(Stored items from a collection)
-=-=-

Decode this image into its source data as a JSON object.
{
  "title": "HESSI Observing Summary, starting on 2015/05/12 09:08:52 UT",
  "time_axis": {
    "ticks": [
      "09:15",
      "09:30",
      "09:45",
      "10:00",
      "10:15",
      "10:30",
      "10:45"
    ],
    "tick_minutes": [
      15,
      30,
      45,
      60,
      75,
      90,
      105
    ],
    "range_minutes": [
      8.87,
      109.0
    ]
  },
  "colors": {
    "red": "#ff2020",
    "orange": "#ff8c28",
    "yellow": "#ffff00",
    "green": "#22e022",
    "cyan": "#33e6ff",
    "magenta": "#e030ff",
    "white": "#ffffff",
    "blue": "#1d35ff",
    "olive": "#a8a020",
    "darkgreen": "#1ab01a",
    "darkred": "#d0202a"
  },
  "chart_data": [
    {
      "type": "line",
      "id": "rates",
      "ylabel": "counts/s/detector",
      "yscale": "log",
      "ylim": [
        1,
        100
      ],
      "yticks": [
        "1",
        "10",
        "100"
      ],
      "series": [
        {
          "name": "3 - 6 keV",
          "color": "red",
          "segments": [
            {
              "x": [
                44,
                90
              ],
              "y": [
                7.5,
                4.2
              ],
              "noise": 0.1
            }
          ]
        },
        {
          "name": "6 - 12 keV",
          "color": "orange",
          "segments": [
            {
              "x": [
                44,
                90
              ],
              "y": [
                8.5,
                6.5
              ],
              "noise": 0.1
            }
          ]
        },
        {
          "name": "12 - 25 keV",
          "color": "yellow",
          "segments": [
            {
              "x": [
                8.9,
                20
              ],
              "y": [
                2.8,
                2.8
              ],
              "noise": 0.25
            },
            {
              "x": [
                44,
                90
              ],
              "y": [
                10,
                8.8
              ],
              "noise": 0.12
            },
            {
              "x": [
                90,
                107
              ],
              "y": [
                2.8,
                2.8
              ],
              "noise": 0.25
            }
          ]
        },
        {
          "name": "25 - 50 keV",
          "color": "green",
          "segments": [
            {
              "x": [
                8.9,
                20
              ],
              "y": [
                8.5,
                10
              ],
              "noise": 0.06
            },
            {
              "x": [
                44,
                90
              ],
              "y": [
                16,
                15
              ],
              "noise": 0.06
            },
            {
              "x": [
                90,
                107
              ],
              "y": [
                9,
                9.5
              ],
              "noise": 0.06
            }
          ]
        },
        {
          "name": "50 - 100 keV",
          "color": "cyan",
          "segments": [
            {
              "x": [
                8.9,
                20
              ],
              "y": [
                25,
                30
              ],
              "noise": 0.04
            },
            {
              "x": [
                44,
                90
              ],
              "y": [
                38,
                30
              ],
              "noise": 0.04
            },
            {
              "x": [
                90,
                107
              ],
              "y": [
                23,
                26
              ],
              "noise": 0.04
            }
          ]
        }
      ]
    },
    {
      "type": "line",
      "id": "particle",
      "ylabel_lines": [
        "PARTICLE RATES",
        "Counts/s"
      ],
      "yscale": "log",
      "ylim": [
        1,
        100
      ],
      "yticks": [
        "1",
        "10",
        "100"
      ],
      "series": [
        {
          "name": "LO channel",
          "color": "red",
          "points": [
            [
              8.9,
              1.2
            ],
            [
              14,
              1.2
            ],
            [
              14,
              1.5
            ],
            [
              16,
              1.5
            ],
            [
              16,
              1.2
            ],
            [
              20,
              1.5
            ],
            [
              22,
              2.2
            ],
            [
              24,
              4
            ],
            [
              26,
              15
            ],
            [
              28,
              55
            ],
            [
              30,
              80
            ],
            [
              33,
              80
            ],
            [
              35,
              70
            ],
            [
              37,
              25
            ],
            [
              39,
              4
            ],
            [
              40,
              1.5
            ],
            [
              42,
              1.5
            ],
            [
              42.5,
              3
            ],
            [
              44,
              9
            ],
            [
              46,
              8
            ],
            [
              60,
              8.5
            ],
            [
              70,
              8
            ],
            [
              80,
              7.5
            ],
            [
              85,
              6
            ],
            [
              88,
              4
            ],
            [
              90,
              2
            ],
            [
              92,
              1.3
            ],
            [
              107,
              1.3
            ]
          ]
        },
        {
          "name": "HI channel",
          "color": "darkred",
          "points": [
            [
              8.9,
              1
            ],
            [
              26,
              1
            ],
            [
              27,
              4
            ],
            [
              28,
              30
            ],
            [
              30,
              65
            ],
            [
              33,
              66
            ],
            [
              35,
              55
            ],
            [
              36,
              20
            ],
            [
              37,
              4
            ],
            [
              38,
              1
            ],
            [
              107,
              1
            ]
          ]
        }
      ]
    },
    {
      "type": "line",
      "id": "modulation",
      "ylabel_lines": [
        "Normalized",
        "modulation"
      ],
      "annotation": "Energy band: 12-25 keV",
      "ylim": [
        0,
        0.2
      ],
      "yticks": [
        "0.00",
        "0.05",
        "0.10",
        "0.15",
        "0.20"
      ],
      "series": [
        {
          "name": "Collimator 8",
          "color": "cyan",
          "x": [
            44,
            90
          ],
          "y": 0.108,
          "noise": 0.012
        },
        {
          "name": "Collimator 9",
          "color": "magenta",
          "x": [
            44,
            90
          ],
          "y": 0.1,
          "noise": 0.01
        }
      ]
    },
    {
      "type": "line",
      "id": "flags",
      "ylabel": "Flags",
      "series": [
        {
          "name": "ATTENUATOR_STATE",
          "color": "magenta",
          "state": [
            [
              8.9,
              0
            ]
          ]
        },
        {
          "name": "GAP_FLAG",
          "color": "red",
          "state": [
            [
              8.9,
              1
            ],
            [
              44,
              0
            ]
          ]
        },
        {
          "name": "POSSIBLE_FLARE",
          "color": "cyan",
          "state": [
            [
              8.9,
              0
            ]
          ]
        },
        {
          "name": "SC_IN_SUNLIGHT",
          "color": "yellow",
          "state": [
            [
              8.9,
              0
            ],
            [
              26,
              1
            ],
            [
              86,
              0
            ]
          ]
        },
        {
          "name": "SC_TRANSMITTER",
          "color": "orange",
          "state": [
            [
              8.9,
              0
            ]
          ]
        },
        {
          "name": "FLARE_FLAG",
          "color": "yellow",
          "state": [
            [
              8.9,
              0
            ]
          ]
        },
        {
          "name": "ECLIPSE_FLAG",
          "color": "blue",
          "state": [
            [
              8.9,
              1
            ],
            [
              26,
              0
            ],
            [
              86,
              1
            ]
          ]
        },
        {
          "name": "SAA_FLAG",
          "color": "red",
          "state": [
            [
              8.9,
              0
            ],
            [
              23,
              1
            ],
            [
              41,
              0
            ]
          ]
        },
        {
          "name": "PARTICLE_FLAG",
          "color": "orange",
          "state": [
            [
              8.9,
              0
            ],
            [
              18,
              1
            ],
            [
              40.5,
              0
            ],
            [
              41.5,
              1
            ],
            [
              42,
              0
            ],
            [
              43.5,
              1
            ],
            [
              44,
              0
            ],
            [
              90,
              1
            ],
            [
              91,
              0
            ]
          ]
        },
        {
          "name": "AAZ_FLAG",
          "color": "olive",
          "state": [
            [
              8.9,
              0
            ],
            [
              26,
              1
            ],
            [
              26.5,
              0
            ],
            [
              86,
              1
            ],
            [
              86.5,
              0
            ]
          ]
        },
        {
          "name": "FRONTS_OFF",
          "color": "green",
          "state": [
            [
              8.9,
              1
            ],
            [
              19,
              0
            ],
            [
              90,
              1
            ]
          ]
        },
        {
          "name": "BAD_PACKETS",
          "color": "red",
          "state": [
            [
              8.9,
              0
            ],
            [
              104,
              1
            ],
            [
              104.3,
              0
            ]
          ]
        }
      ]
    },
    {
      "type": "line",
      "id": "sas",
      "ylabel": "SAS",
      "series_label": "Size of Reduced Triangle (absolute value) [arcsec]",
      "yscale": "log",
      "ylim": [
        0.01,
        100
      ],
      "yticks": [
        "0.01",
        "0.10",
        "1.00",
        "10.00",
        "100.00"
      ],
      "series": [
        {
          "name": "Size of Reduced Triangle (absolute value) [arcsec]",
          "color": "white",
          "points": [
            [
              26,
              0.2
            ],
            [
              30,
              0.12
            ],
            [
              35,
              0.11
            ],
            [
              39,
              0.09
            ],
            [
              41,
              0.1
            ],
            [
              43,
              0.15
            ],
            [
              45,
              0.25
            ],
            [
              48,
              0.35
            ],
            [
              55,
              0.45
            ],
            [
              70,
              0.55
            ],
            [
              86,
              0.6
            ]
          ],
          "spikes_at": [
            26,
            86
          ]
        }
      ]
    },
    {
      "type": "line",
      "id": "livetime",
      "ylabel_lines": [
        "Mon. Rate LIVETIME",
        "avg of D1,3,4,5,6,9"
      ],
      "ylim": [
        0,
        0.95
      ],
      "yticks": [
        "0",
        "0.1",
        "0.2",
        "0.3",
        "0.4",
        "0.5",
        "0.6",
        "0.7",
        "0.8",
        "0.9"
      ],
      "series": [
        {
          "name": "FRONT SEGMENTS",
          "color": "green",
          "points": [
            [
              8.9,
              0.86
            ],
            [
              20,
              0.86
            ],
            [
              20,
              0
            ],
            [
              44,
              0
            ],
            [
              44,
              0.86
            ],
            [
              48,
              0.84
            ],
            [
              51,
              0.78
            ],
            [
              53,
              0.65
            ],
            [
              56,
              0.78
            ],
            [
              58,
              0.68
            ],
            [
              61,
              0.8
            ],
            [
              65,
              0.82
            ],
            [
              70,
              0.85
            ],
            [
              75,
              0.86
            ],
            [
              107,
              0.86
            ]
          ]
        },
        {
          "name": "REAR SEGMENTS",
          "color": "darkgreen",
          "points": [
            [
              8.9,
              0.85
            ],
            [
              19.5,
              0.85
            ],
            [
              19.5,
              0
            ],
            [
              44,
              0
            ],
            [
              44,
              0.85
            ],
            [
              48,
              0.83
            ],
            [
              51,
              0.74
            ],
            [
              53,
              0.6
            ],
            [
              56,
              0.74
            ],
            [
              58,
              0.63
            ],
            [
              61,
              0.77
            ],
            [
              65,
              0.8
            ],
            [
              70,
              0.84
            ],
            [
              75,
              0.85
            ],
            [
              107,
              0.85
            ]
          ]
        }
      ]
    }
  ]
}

-=-=-

### Directions for this task
How many of the lines above include the word "absolute"? Respond with the number alone.

### Solved exercise
2